# [PROBLEM DESCRIPTION]
Leave out the pictures; transcribe all else exactly.

# [LISTING]
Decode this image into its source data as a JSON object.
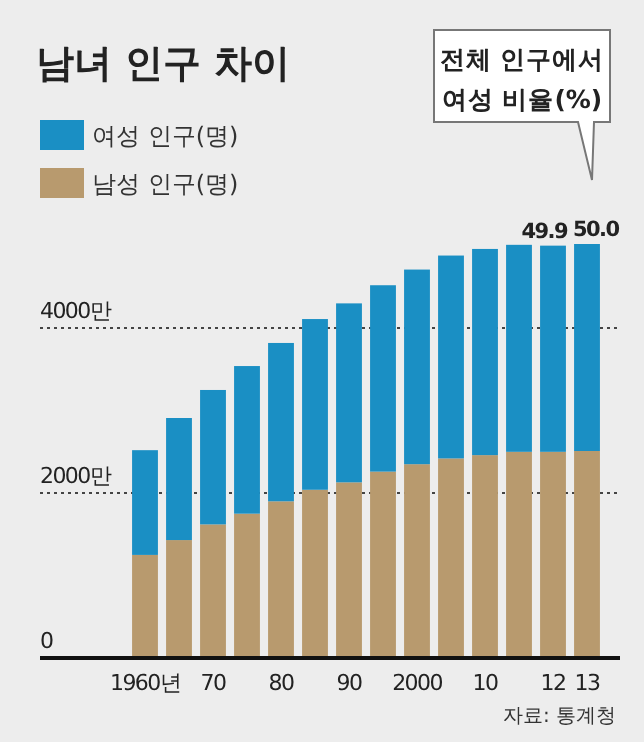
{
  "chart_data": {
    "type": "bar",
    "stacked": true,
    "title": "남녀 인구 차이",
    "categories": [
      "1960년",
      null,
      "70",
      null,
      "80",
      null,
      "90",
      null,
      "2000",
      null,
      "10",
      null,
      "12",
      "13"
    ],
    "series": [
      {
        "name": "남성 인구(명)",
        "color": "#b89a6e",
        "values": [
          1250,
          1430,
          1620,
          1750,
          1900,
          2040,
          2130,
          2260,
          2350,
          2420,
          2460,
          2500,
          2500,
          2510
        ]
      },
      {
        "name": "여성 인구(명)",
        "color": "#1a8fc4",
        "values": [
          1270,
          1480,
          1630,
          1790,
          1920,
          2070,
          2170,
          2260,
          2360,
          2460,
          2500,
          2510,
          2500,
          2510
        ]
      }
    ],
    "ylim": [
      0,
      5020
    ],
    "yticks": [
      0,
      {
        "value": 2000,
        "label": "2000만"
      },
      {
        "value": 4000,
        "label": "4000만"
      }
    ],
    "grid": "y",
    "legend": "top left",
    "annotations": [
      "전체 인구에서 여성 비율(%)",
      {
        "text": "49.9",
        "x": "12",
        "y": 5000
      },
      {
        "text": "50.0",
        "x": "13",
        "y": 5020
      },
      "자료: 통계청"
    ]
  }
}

# [RESPONSE TO THIS TASK]
Decode this image into its source data as a JSON object.
{
  "chart_data": {
    "type": "bar",
    "stacked": true,
    "title": "남녀 인구 차이",
    "categories": [
      "1960년",
      null,
      "70",
      null,
      "80",
      null,
      "90",
      null,
      "2000",
      null,
      "10",
      null,
      "12",
      "13"
    ],
    "series": [
      {
        "name": "남성 인구(명)",
        "color": "#b89a6e",
        "values": [
          1250,
          1430,
          1620,
          1750,
          1900,
          2040,
          2130,
          2260,
          2350,
          2420,
          2460,
          2500,
          2500,
          2510
        ]
      },
      {
        "name": "여성 인구(명)",
        "color": "#1a8fc4",
        "values": [
          1270,
          1480,
          1630,
          1790,
          1920,
          2070,
          2170,
          2260,
          2360,
          2460,
          2500,
          2510,
          2500,
          2510
        ]
      }
    ],
    "ylim": [
      0,
      5020
    ],
    "yticks": [
      0,
      {
        "value": 2000,
        "label": "2000만"
      },
      {
        "value": 4000,
        "label": "4000만"
      }
    ],
    "grid": "y",
    "legend": "top left",
    "annotations": [
      "전체 인구에서 여성 비율(%)",
      {
        "text": "49.9",
        "x": "12",
        "y": 5000
      },
      {
        "text": "50.0",
        "x": "13",
        "y": 5020
      },
      "자료: 통계청"
    ]
  }
}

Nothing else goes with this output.